▸ **What you should do**: Restate each of the lines given below, word for word.

[A run of records]

---

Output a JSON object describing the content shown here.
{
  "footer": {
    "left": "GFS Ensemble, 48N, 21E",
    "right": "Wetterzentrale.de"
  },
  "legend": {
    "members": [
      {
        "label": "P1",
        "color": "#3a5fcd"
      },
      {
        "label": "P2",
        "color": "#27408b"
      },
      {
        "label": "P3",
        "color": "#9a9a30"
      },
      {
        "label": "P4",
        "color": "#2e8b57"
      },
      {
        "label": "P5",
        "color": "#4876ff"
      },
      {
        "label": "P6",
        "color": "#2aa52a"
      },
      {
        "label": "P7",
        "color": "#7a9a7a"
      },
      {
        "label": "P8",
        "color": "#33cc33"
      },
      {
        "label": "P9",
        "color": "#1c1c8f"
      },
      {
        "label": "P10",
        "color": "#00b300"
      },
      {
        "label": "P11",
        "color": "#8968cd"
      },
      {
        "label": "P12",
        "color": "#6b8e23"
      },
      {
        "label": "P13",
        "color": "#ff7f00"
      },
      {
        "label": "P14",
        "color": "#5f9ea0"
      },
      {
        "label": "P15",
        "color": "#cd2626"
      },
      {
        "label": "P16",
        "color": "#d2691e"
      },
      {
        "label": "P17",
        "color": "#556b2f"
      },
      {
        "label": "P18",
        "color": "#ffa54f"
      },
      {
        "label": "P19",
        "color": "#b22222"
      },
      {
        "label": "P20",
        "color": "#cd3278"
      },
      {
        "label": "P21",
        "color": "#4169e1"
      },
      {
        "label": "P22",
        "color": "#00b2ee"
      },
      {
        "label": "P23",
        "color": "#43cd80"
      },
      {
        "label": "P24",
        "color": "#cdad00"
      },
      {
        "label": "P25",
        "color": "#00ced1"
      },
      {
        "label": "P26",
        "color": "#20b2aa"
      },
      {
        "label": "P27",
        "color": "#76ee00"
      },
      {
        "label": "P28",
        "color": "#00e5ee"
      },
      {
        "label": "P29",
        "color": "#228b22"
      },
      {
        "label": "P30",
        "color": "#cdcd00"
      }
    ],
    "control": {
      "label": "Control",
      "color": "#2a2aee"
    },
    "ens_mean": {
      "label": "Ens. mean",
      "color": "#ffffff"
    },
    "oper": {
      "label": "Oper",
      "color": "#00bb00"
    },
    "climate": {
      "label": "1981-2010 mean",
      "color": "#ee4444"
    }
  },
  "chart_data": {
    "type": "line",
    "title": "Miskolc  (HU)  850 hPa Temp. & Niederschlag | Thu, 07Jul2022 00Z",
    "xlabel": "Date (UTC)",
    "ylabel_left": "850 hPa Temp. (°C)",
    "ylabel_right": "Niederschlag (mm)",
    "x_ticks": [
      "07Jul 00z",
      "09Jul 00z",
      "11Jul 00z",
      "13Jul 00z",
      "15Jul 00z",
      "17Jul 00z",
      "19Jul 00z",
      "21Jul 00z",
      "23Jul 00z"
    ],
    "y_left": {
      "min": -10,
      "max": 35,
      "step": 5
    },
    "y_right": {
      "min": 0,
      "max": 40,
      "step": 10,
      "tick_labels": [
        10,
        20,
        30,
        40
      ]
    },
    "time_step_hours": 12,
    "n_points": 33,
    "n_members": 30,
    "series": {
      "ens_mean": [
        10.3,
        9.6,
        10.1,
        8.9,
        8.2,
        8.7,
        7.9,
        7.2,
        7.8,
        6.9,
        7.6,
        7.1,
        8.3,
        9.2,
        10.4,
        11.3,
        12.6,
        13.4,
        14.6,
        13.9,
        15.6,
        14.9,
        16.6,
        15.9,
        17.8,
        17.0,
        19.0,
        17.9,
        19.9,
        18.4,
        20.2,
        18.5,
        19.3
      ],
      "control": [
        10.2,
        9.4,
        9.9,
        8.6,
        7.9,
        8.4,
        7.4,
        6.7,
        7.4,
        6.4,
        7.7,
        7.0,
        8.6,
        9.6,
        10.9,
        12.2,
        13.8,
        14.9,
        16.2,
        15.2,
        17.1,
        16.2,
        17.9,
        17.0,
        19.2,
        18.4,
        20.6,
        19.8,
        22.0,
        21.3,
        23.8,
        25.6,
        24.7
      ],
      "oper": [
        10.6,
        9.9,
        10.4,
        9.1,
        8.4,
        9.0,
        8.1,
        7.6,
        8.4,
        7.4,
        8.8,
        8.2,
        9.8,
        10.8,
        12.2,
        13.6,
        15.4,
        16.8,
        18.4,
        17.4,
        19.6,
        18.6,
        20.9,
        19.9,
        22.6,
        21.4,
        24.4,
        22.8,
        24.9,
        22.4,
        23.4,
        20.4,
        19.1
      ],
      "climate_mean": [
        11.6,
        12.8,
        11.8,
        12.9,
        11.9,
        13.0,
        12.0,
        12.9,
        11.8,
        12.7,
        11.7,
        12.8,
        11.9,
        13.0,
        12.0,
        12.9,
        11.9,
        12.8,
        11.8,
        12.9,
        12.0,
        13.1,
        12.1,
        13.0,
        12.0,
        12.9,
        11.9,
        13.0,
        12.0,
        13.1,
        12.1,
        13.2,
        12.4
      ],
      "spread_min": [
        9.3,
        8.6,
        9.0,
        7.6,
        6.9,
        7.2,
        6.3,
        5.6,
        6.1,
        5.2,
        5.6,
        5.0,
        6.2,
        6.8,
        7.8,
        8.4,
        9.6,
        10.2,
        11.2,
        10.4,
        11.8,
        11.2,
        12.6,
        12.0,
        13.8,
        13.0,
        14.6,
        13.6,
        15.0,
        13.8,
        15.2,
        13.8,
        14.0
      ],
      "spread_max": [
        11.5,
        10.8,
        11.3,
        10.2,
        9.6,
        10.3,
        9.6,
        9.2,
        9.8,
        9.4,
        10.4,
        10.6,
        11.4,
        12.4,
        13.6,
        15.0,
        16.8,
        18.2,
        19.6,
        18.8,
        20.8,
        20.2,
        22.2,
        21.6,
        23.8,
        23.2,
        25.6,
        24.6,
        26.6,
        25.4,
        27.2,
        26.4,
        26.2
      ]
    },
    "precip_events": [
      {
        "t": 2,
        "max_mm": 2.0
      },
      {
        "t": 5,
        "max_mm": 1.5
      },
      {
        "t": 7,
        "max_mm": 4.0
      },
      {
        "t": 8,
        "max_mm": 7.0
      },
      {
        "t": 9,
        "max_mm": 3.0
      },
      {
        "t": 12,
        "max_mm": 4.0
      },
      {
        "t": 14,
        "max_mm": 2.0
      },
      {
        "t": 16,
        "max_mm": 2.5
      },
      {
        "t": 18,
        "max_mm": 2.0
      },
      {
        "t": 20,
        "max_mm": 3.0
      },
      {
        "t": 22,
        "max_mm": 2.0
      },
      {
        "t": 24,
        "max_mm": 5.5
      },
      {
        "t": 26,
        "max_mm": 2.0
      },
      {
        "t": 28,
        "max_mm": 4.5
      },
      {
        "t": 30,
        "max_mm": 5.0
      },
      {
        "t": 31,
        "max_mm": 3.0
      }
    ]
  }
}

---

▸ **The response**:
Output a JSON object describing the content shown here.
{
  "footer": {
    "left": "GFS Ensemble, 48N, 21E",
    "right": "Wetterzentrale.de"
  },
  "legend": {
    "members": [
      {
        "label": "P1",
        "color": "#3a5fcd"
      },
      {
        "label": "P2",
        "color": "#27408b"
      },
      {
        "label": "P3",
        "color": "#9a9a30"
      },
      {
        "label": "P4",
        "color": "#2e8b57"
      },
      {
        "label": "P5",
        "color": "#4876ff"
      },
      {
        "label": "P6",
        "color": "#2aa52a"
      },
      {
        "label": "P7",
        "color": "#7a9a7a"
      },
      {
        "label": "P8",
        "color": "#33cc33"
      },
      {
        "label": "P9",
        "color": "#1c1c8f"
      },
      {
        "label": "P10",
        "color": "#00b300"
      },
      {
        "label": "P11",
        "color": "#8968cd"
      },
      {
        "label": "P12",
        "color": "#6b8e23"
      },
      {
        "label": "P13",
        "color": "#ff7f00"
      },
      {
        "label": "P14",
        "color": "#5f9ea0"
      },
      {
        "label": "P15",
        "color": "#cd2626"
      },
      {
        "label": "P16",
        "color": "#d2691e"
      },
      {
        "label": "P17",
        "color": "#556b2f"
      },
      {
        "label": "P18",
        "color": "#ffa54f"
      },
      {
        "label": "P19",
        "color": "#b22222"
      },
      {
        "label": "P20",
        "color": "#cd3278"
      },
      {
        "label": "P21",
        "color": "#4169e1"
      },
      {
        "label": "P22",
        "color": "#00b2ee"
      },
      {
        "label": "P23",
        "color": "#43cd80"
      },
      {
        "label": "P24",
        "color": "#cdad00"
      },
      {
        "label": "P25",
        "color": "#00ced1"
      },
      {
        "label": "P26",
        "color": "#20b2aa"
      },
      {
        "label": "P27",
        "color": "#76ee00"
      },
      {
        "label": "P28",
        "color": "#00e5ee"
      },
      {
        "label": "P29",
        "color": "#228b22"
      },
      {
        "label": "P30",
        "color": "#cdcd00"
      }
    ],
    "control": {
      "label": "Control",
      "color": "#2a2aee"
    },
    "ens_mean": {
      "label": "Ens. mean",
      "color": "#ffffff"
    },
    "oper": {
      "label": "Oper",
      "color": "#00bb00"
    },
    "climate": {
      "label": "1981-2010 mean",
      "color": "#ee4444"
    }
  },
  "chart_data": {
    "type": "line",
    "title": "Miskolc  (HU)  850 hPa Temp. & Niederschlag | Thu, 07Jul2022 00Z",
    "xlabel": "Date (UTC)",
    "ylabel_left": "850 hPa Temp. (°C)",
    "ylabel_right": "Niederschlag (mm)",
    "x_ticks": [
      "07Jul 00z",
      "09Jul 00z",
      "11Jul 00z",
      "13Jul 00z",
      "15Jul 00z",
      "17Jul 00z",
      "19Jul 00z",
      "21Jul 00z",
      "23Jul 00z"
    ],
    "y_left": {
      "min": -10,
      "max": 35,
      "step": 5
    },
    "y_right": {
      "min": 0,
      "max": 40,
      "step": 10,
      "tick_labels": [
        10,
        20,
        30,
        40
      ]
    },
    "time_step_hours": 12,
    "n_points": 33,
    "n_members": 30,
    "series": {
      "ens_mean": [
        10.3,
        9.6,
        10.1,
        8.9,
        8.2,
        8.7,
        7.9,
        7.2,
        7.8,
        6.9,
        7.6,
        7.1,
        8.3,
        9.2,
        10.4,
        11.3,
        12.6,
        13.4,
        14.6,
        13.9,
        15.6,
        14.9,
        16.6,
        15.9,
        17.8,
        17.0,
        19.0,
        17.9,
        19.9,
        18.4,
        20.2,
        18.5,
        19.3
      ],
      "control": [
        10.2,
        9.4,
        9.9,
        8.6,
        7.9,
        8.4,
        7.4,
        6.7,
        7.4,
        6.4,
        7.7,
        7.0,
        8.6,
        9.6,
        10.9,
        12.2,
        13.8,
        14.9,
        16.2,
        15.2,
        17.1,
        16.2,
        17.9,
        17.0,
        19.2,
        18.4,
        20.6,
        19.8,
        22.0,
        21.3,
        23.8,
        25.6,
        24.7
      ],
      "oper": [
        10.6,
        9.9,
        10.4,
        9.1,
        8.4,
        9.0,
        8.1,
        7.6,
        8.4,
        7.4,
        8.8,
        8.2,
        9.8,
        10.8,
        12.2,
        13.6,
        15.4,
        16.8,
        18.4,
        17.4,
        19.6,
        18.6,
        20.9,
        19.9,
        22.6,
        21.4,
        24.4,
        22.8,
        24.9,
        22.4,
        23.4,
        20.4,
        19.1
      ],
      "climate_mean": [
        11.6,
        12.8,
        11.8,
        12.9,
        11.9,
        13.0,
        12.0,
        12.9,
        11.8,
        12.7,
        11.7,
        12.8,
        11.9,
        13.0,
        12.0,
        12.9,
        11.9,
        12.8,
        11.8,
        12.9,
        12.0,
        13.1,
        12.1,
        13.0,
        12.0,
        12.9,
        11.9,
        13.0,
        12.0,
        13.1,
        12.1,
        13.2,
        12.4
      ],
      "spread_min": [
        9.3,
        8.6,
        9.0,
        7.6,
        6.9,
        7.2,
        6.3,
        5.6,
        6.1,
        5.2,
        5.6,
        5.0,
        6.2,
        6.8,
        7.8,
        8.4,
        9.6,
        10.2,
        11.2,
        10.4,
        11.8,
        11.2,
        12.6,
        12.0,
        13.8,
        13.0,
        14.6,
        13.6,
        15.0,
        13.8,
        15.2,
        13.8,
        14.0
      ],
      "spread_max": [
        11.5,
        10.8,
        11.3,
        10.2,
        9.6,
        10.3,
        9.6,
        9.2,
        9.8,
        9.4,
        10.4,
        10.6,
        11.4,
        12.4,
        13.6,
        15.0,
        16.8,
        18.2,
        19.6,
        18.8,
        20.8,
        20.2,
        22.2,
        21.6,
        23.8,
        23.2,
        25.6,
        24.6,
        26.6,
        25.4,
        27.2,
        26.4,
        26.2
      ]
    },
    "precip_events": [
      {
        "t": 2,
        "max_mm": 2.0
      },
      {
        "t": 5,
        "max_mm": 1.5
      },
      {
        "t": 7,
        "max_mm": 4.0
      },
      {
        "t": 8,
        "max_mm": 7.0
      },
      {
        "t": 9,
        "max_mm": 3.0
      },
      {
        "t": 12,
        "max_mm": 4.0
      },
      {
        "t": 14,
        "max_mm": 2.0
      },
      {
        "t": 16,
        "max_mm": 2.5
      },
      {
        "t": 18,
        "max_mm": 2.0
      },
      {
        "t": 20,
        "max_mm": 3.0
      },
      {
        "t": 22,
        "max_mm": 2.0
      },
      {
        "t": 24,
        "max_mm": 5.5
      },
      {
        "t": 26,
        "max_mm": 2.0
      },
      {
        "t": 28,
        "max_mm": 4.5
      },
      {
        "t": 30,
        "max_mm": 5.0
      },
      {
        "t": 31,
        "max_mm": 3.0
      }
    ]
  }
}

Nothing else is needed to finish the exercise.